Recorded data:
┄┄┄┄┄┄┄┄┄┄┄┄┄┄┄┄┄┄┄┄
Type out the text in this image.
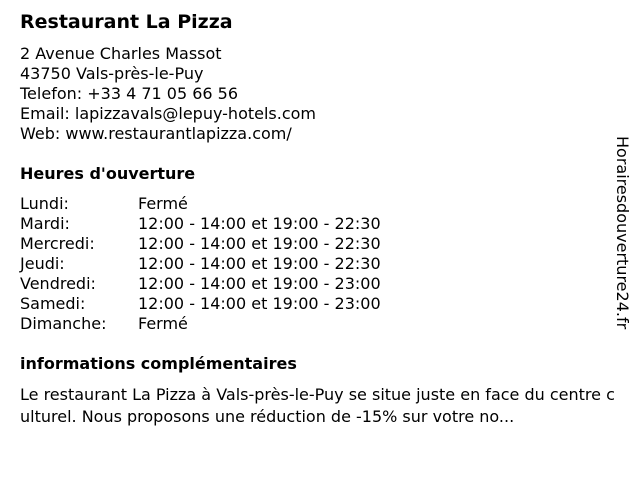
Restaurant La Pizza
2 Avenue Charles Massot
43750 Vals-près-le-Puy
Telefon: +33 4 71 05 66 56
Email: lapizzavals@lepuy-hotels.com
Web: www.restaurantlapizza.com/
Heures d'ouverture
Lundi:	Fermé
Mardi:	12:00 - 14:00 et 19:00 - 22:30
Mercredi:	12:00 - 14:00 et 19:00 - 22:30
Jeudi:	12:00 - 14:00 et 19:00 - 22:30
Vendredi:	12:00 - 14:00 et 19:00 - 23:00
Samedi:	12:00 - 14:00 et 19:00 - 23:00
Dimanche: Fermé
informations complémentaires
Le restaurant La Pizza à Vals-près-le-Puy se situe juste en face du centre culturel. Nous proposons une réduction de -15% sur votre no...
Horairesdouverture24.fr
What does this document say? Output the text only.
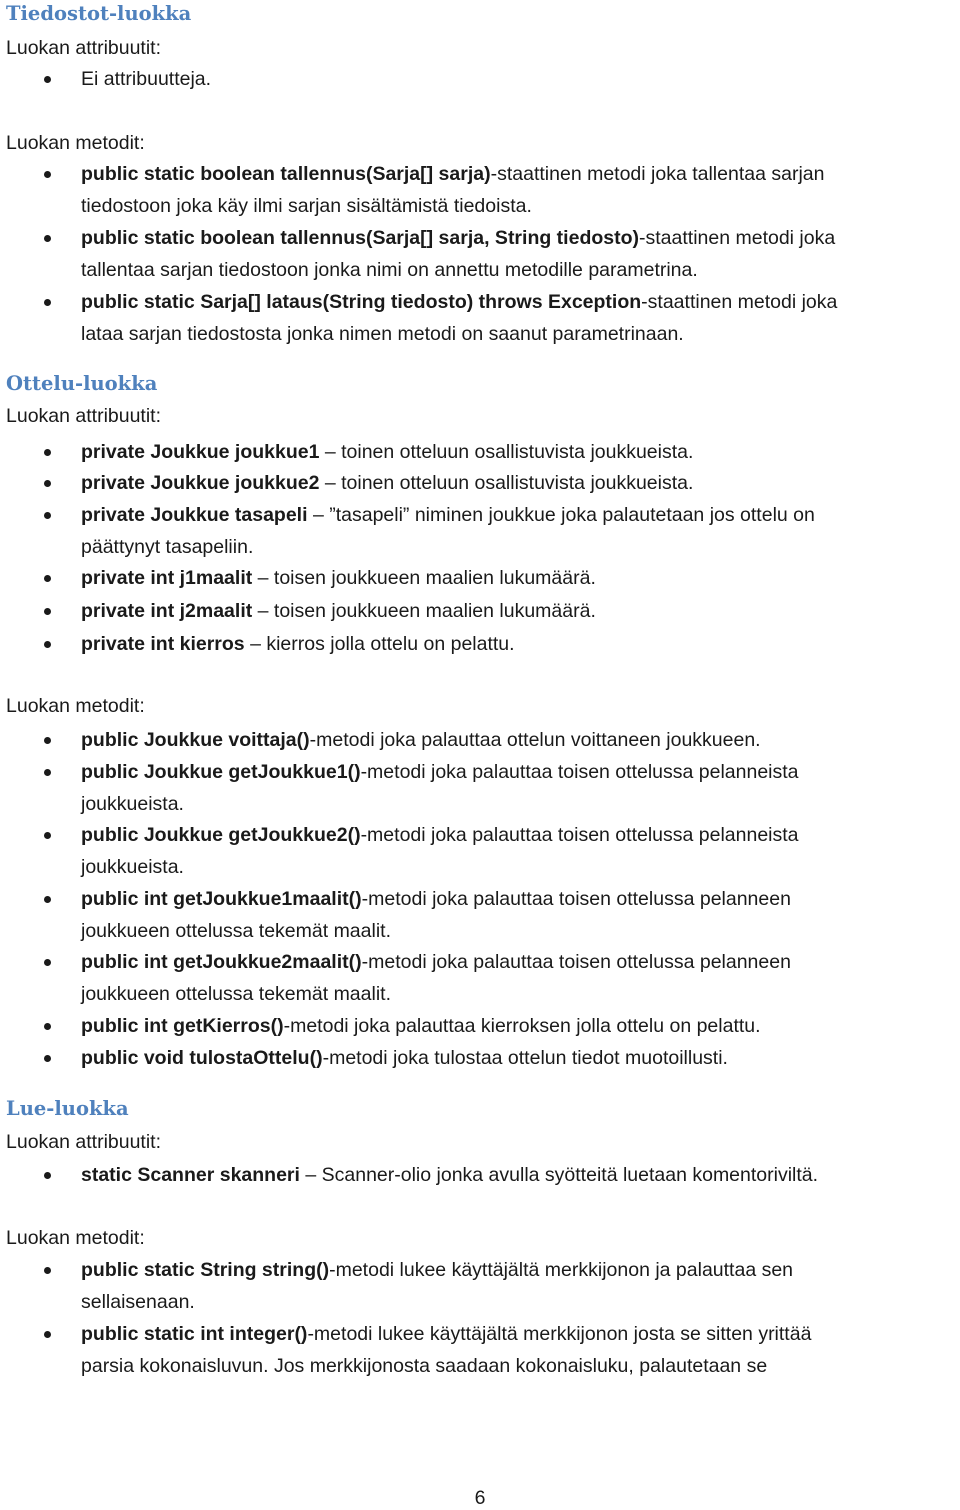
Tiedostot-luokka
Luokan attribuutit:
Ei attribuutteja.
Luokan metodit:
public static boolean tallennus(Sarja[] sarja)-staattinen metodi joka tallentaa sarjan
tiedostoon joka käy ilmi sarjan sisältämistä tiedoista.
public static boolean tallennus(Sarja[] sarja, String tiedosto)-staattinen metodi joka
tallentaa sarjan tiedostoon jonka nimi on annettu metodille parametrina.
public static Sarja[] lataus(String tiedosto) throws Exception-staattinen metodi joka
lataa sarjan tiedostosta jonka nimen metodi on saanut parametrinaan.
Ottelu-luokka
Luokan attribuutit:
private Joukkue joukkue1 – toinen otteluun osallistuvista joukkueista.
private Joukkue joukkue2 – toinen otteluun osallistuvista joukkueista.
private Joukkue tasapeli – ”tasapeli” niminen joukkue joka palautetaan jos ottelu on
päättynyt tasapeliin.
private int j1maalit – toisen joukkueen maalien lukumäärä.
private int j2maalit – toisen joukkueen maalien lukumäärä.
private int kierros – kierros jolla ottelu on pelattu.
Luokan metodit:
public Joukkue voittaja()-metodi joka palauttaa ottelun voittaneen joukkueen.
public Joukkue getJoukkue1()-metodi joka palauttaa toisen ottelussa pelanneista
joukkueista.
public Joukkue getJoukkue2()-metodi joka palauttaa toisen ottelussa pelanneista
joukkueista.
public int getJoukkue1maalit()-metodi joka palauttaa toisen ottelussa pelanneen
joukkueen ottelussa tekemät maalit.
public int getJoukkue2maalit()-metodi joka palauttaa toisen ottelussa pelanneen
joukkueen ottelussa tekemät maalit.
public int getKierros()-metodi joka palauttaa kierroksen jolla ottelu on pelattu.
public void tulostaOttelu()-metodi joka tulostaa ottelun tiedot muotoillusti.
Lue-luokka
Luokan attribuutit:
static Scanner skanneri – Scanner-olio jonka avulla syötteitä luetaan komentoriviltä.
Luokan metodit:
public static String string()-metodi lukee käyttäjältä merkkijonon ja palauttaa sen
sellaisenaan.
public static int integer()-metodi lukee käyttäjältä merkkijonon josta se sitten yrittää
parsia kokonaisluvun. Jos merkkijonosta saadaan kokonaisluku, palautetaan se
6
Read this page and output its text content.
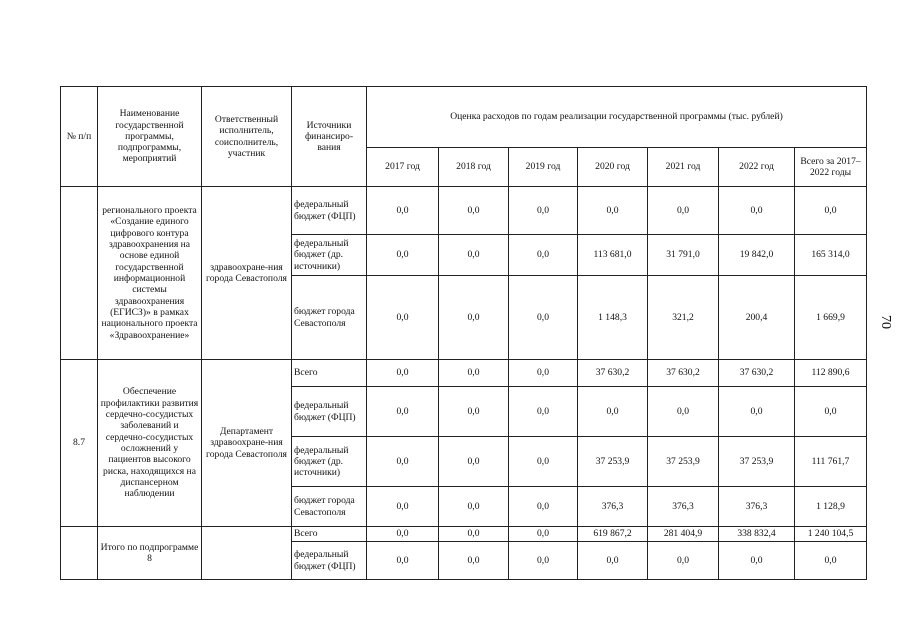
70
№ п/п	Наименование государственной программы, подпрограммы, мероприятий	Ответственный исполнитель, соисполнитель, участник	Источники финансиро-вания	Оценка расходов по годам реализации государственной программы (тыс. рублей)						
				2017 год	2018 год	2019 год	2020 год	2021 год	2022 год	Всего за 2017–2022 годы
	регионального проекта «Создание единого цифрового контура здравоохранения на основе единой государственной информационной системы здравоохранения (ЕГИСЗ)» в рамках национального проекта «Здравоохранение»	здравоохране-ния города Севастополя	федеральный бюджет (ФЦП)	0,0	0,0	0,0	0,0	0,0	0,0	0,0
			федеральный бюджет (др. источники)	0,0	0,0	0,0	113 681,0	31 791,0	19 842,0	165 314,0
			бюджет города Севастополя	0,0	0,0	0,0	1 148,3	321,2	200,4	1 669,9
8.7	Обеспечение профилактики развития сердечно-сосудистых заболеваний и сердечно-сосудистых осложнений у пациентов высокого риска, находящихся на диспансерном наблюдении	Департамент здравоохране-ния города Севастополя	Всего	0,0	0,0	0,0	37 630,2	37 630,2	37 630,2	112 890,6
			федеральный бюджет (ФЦП)	0,0	0,0	0,0	0,0	0,0	0,0	0,0
			федеральный бюджет (др. источники)	0,0	0,0	0,0	37 253,9	37 253,9	37 253,9	111 761,7
			бюджет города Севастополя	0,0	0,0	0,0	376,3	376,3	376,3	1 128,9
	Итого по подпрограмме 8		Всего	0,0	0,0	0,0	619 867,2	281 404,9	338 832,4	1 240 104,5
			федеральный бюджет (ФЦП)	0,0	0,0	0,0	0,0	0,0	0,0	0,0
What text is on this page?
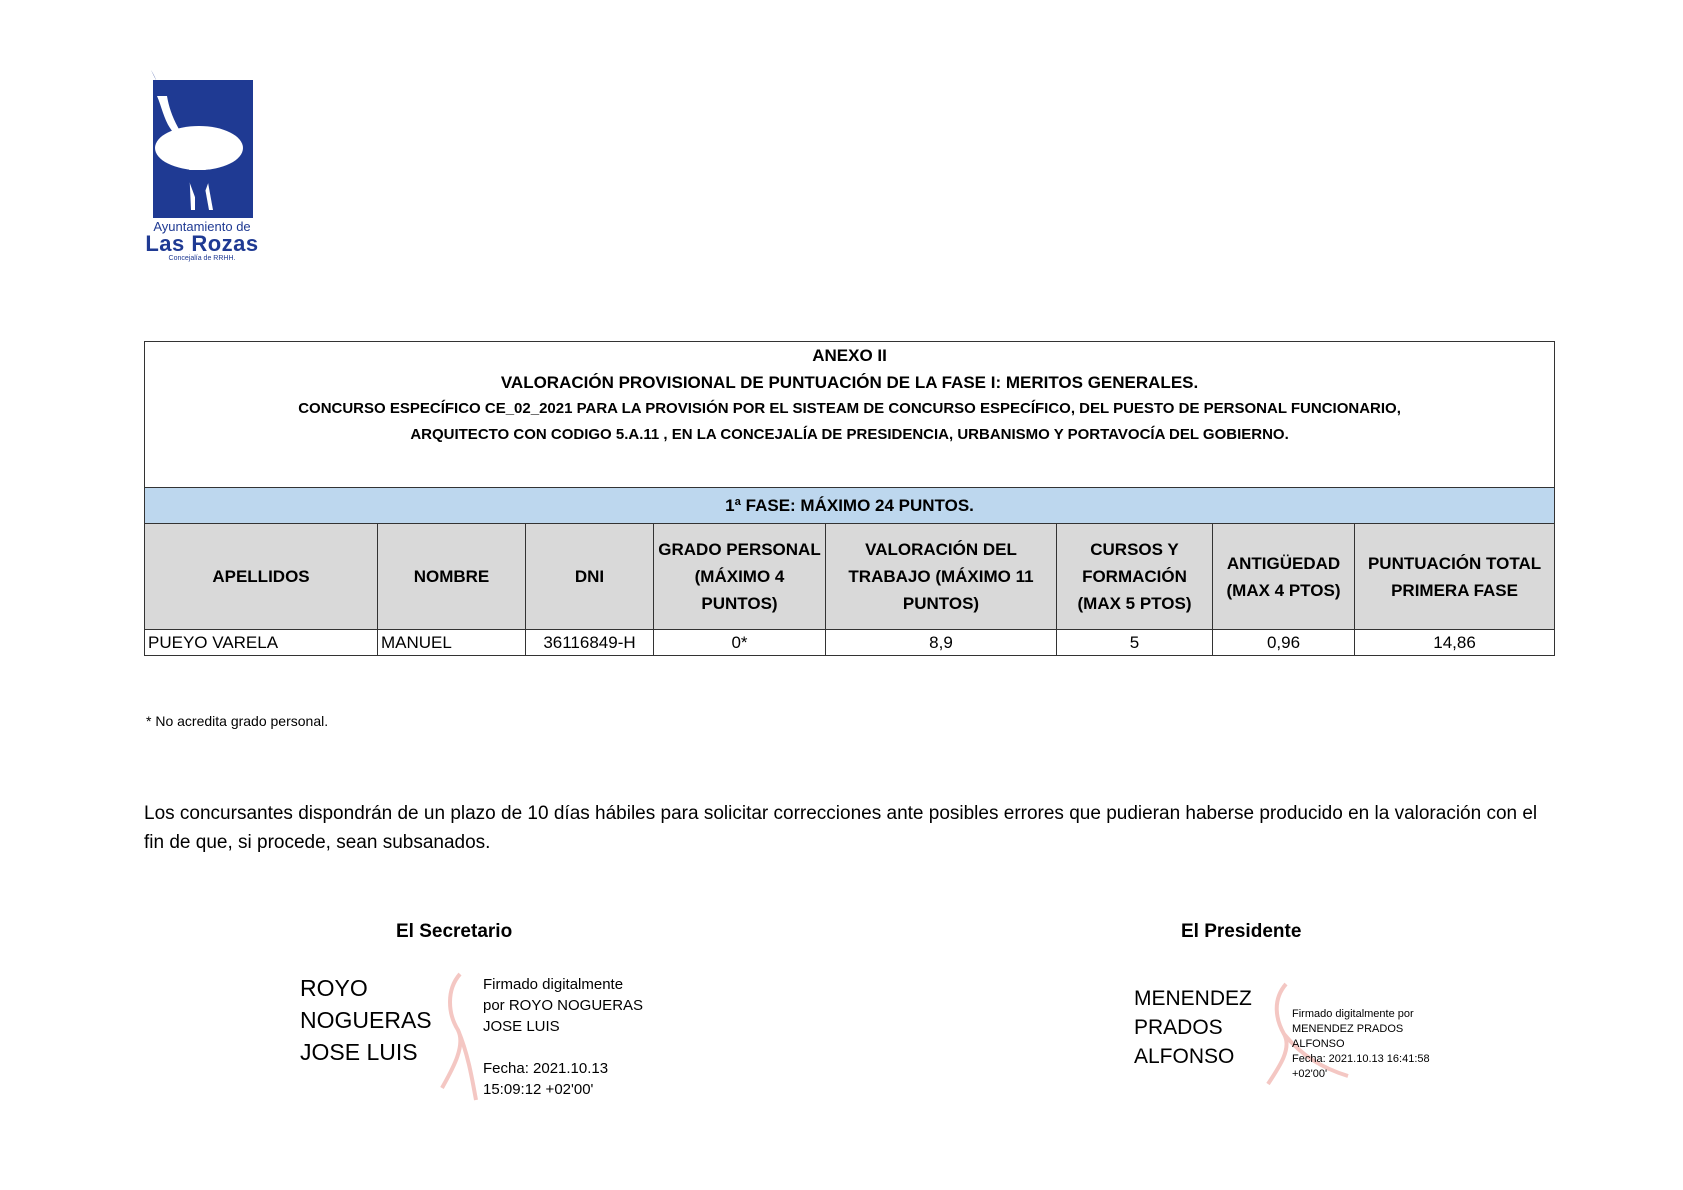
Ayuntamiento de
Las Rozas
Concejalía de RRHH.
ANEXO II
VALORACIÓN PROVISIONAL DE PUNTUACIÓN DE LA FASE I: MERITOS GENERALES.
CONCURSO ESPECÍFICO CE_02_2021 PARA LA PROVISIÓN POR EL SISTEAM DE CONCURSO ESPECÍFICO, DEL PUESTO DE PERSONAL FUNCIONARIO,
ARQUITECTO CON CODIGO 5.A.11 , EN LA CONCEJALÍA DE PRESIDENCIA, URBANISMO Y PORTAVOCÍA DEL GOBIERNO.							

1ª FASE: MÁXIMO 24 PUNTOS.							
APELLIDOS	NOMBRE	DNI	GRADO PERSONAL (MÁXIMO 4 PUNTOS)	VALORACIÓN DEL TRABAJO (MÁXIMO 11 PUNTOS)	CURSOS Y FORMACIÓN (MAX 5 PTOS)	ANTIGÜEDAD (MAX 4 PTOS)	PUNTUACIÓN TOTAL PRIMERA FASE
PUEYO VARELA	MANUEL	36116849-H	0*	8,9	5	0,96	14,86
* No acredita grado personal.
Los concursantes dispondrán de un plazo de 10 días hábiles para solicitar correcciones ante posibles errores que pudieran haberse producido en la valoración con el fin de que, si procede, sean subsanados.
El Secretario
ROYO
NOGUERAS
JOSE LUIS
Firmado digitalmente
por ROYO NOGUERAS
JOSE LUIS
Fecha: 2021.10.13
15:09:12 +02'00'
El Presidente
MENENDEZ
PRADOS
ALFONSO
Firmado digitalmente por
MENENDEZ PRADOS
ALFONSO
Fecha: 2021.10.13 16:41:58
+02'00'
┄┄┄┄┄┄┄┄┄┄┄┄┄┄┄┄┄┄┄┄
TASK DIRECTIONS:
Omit pictures; set down the rest of the material word for word.

WRITTEN ANSWER:
Type out the text in this image.
Restaurant La Pizza
2 Avenue Charles Massot
43750 Vals-près-le-Puy
Telefon: +33 4 71 05 66 56
Email: lapizzavals@lepuy-hotels.com
Web: www.restaurantlapizza.com/
Heures d'ouverture
Lundi:	Fermé
Mardi:	12:00 - 14:00 et 19:00 - 22:30
Mercredi:	12:00 - 14:00 et 19:00 - 22:30
Jeudi:	12:00 - 14:00 et 19:00 - 22:30
Vendredi:	12:00 - 14:00 et 19:00 - 23:00
Samedi:	12:00 - 14:00 et 19:00 - 23:00
Dimanche: Fermé
informations complémentaires
Le restaurant La Pizza à Vals-près-le-Puy se situe juste en face du centre culturel. Nous proposons une réduction de -15% sur votre no...
Horairesdouverture24.fr
What does this document say? Output the text only.
Tiedostot-luokka
Luokan attribuutit:
Ei attribuutteja.
Luokan metodit:
public static boolean tallennus(Sarja[] sarja)-staattinen metodi joka tallentaa sarjan
tiedostoon joka käy ilmi sarjan sisältämistä tiedoista.
public static boolean tallennus(Sarja[] sarja, String tiedosto)-staattinen metodi joka
tallentaa sarjan tiedostoon jonka nimi on annettu metodille parametrina.
public static Sarja[] lataus(String tiedosto) throws Exception-staattinen metodi joka
lataa sarjan tiedostosta jonka nimen metodi on saanut parametrinaan.
Ottelu-luokka
Luokan attribuutit:
private Joukkue joukkue1 – toinen otteluun osallistuvista joukkueista.
private Joukkue joukkue2 – toinen otteluun osallistuvista joukkueista.
private Joukkue tasapeli – ”tasapeli” niminen joukkue joka palautetaan jos ottelu on
päättynyt tasapeliin.
private int j1maalit – toisen joukkueen maalien lukumäärä.
private int j2maalit – toisen joukkueen maalien lukumäärä.
private int kierros – kierros jolla ottelu on pelattu.
Luokan metodit:
public Joukkue voittaja()-metodi joka palauttaa ottelun voittaneen joukkueen.
public Joukkue getJoukkue1()-metodi joka palauttaa toisen ottelussa pelanneista
joukkueista.
public Joukkue getJoukkue2()-metodi joka palauttaa toisen ottelussa pelanneista
joukkueista.
public int getJoukkue1maalit()-metodi joka palauttaa toisen ottelussa pelanneen
joukkueen ottelussa tekemät maalit.
public int getJoukkue2maalit()-metodi joka palauttaa toisen ottelussa pelanneen
joukkueen ottelussa tekemät maalit.
public int getKierros()-metodi joka palauttaa kierroksen jolla ottelu on pelattu.
public void tulostaOttelu()-metodi joka tulostaa ottelun tiedot muotoillusti.
Lue-luokka
Luokan attribuutit:
static Scanner skanneri – Scanner-olio jonka avulla syötteitä luetaan komentoriviltä.
Luokan metodit:
public static String string()-metodi lukee käyttäjältä merkkijonon ja palauttaa sen
sellaisenaan.
public static int integer()-metodi lukee käyttäjältä merkkijonon josta se sitten yrittää
parsia kokonaisluvun. Jos merkkijonosta saadaan kokonaisluku, palautetaan se
6
Read this page and output its text content.
70
№ п/п	Наименование государственной программы, подпрограммы, мероприятий	Ответственный исполнитель, соисполнитель, участник	Источники финансиро-вания	Оценка расходов по годам реализации государственной программы (тыс. рублей)						
				2017 год	2018 год	2019 год	2020 год	2021 год	2022 год	Всего за 2017–2022 годы
	регионального проекта «Создание единого цифрового контура здравоохранения на основе единой государственной информационной системы здравоохранения (ЕГИСЗ)» в рамках национального проекта «Здравоохранение»	здравоохране-ния города Севастополя	федеральный бюджет (ФЦП)	0,0	0,0	0,0	0,0	0,0	0,0	0,0
			федеральный бюджет (др. источники)	0,0	0,0	0,0	113 681,0	31 791,0	19 842,0	165 314,0
			бюджет города Севастополя	0,0	0,0	0,0	1 148,3	321,2	200,4	1 669,9
8.7	Обеспечение профилактики развития сердечно-сосудистых заболеваний и сердечно-сосудистых осложнений у пациентов высокого риска, находящихся на диспансерном наблюдении	Департамент здравоохране-ния города Севастополя	Всего	0,0	0,0	0,0	37 630,2	37 630,2	37 630,2	112 890,6
			федеральный бюджет (ФЦП)	0,0	0,0	0,0	0,0	0,0	0,0	0,0
			федеральный бюджет (др. источники)	0,0	0,0	0,0	37 253,9	37 253,9	37 253,9	111 761,7
			бюджет города Севастополя	0,0	0,0	0,0	376,3	376,3	376,3	1 128,9
	Итого по подпрограмме 8		Всего	0,0	0,0	0,0	619 867,2	281 404,9	338 832,4	1 240 104,5
			федеральный бюджет (ФЦП)	0,0	0,0	0,0	0,0	0,0	0,0	0,0
What text is on this page?
Ayuntamiento de
Las Rozas
Concejalía de RRHH.
ANEXO II
VALORACIÓN PROVISIONAL DE PUNTUACIÓN DE LA FASE I: MERITOS GENERALES.
CONCURSO ESPECÍFICO CE_02_2021 PARA LA PROVISIÓN POR EL SISTEAM DE CONCURSO ESPECÍFICO, DEL PUESTO DE PERSONAL FUNCIONARIO,
ARQUITECTO CON CODIGO 5.A.11 , EN LA CONCEJALÍA DE PRESIDENCIA, URBANISMO Y PORTAVOCÍA DEL GOBIERNO.							

1ª FASE: MÁXIMO 24 PUNTOS.							
APELLIDOS	NOMBRE	DNI	GRADO PERSONAL (MÁXIMO 4 PUNTOS)	VALORACIÓN DEL TRABAJO (MÁXIMO 11 PUNTOS)	CURSOS Y FORMACIÓN (MAX 5 PTOS)	ANTIGÜEDAD (MAX 4 PTOS)	PUNTUACIÓN TOTAL PRIMERA FASE
PUEYO VARELA	MANUEL	36116849-H	0*	8,9	5	0,96	14,86
* No acredita grado personal.
Los concursantes dispondrán de un plazo de 10 días hábiles para solicitar correcciones ante posibles errores que pudieran haberse producido en la valoración con el fin de que, si procede, sean subsanados.
El Secretario
ROYO
NOGUERAS
JOSE LUIS
Firmado digitalmente
por ROYO NOGUERAS
JOSE LUIS
Fecha: 2021.10.13
15:09:12 +02'00'
El Presidente
MENENDEZ
PRADOS
ALFONSO
Firmado digitalmente por
MENENDEZ PRADOS
ALFONSO
Fecha: 2021.10.13 16:41:58
+02'00'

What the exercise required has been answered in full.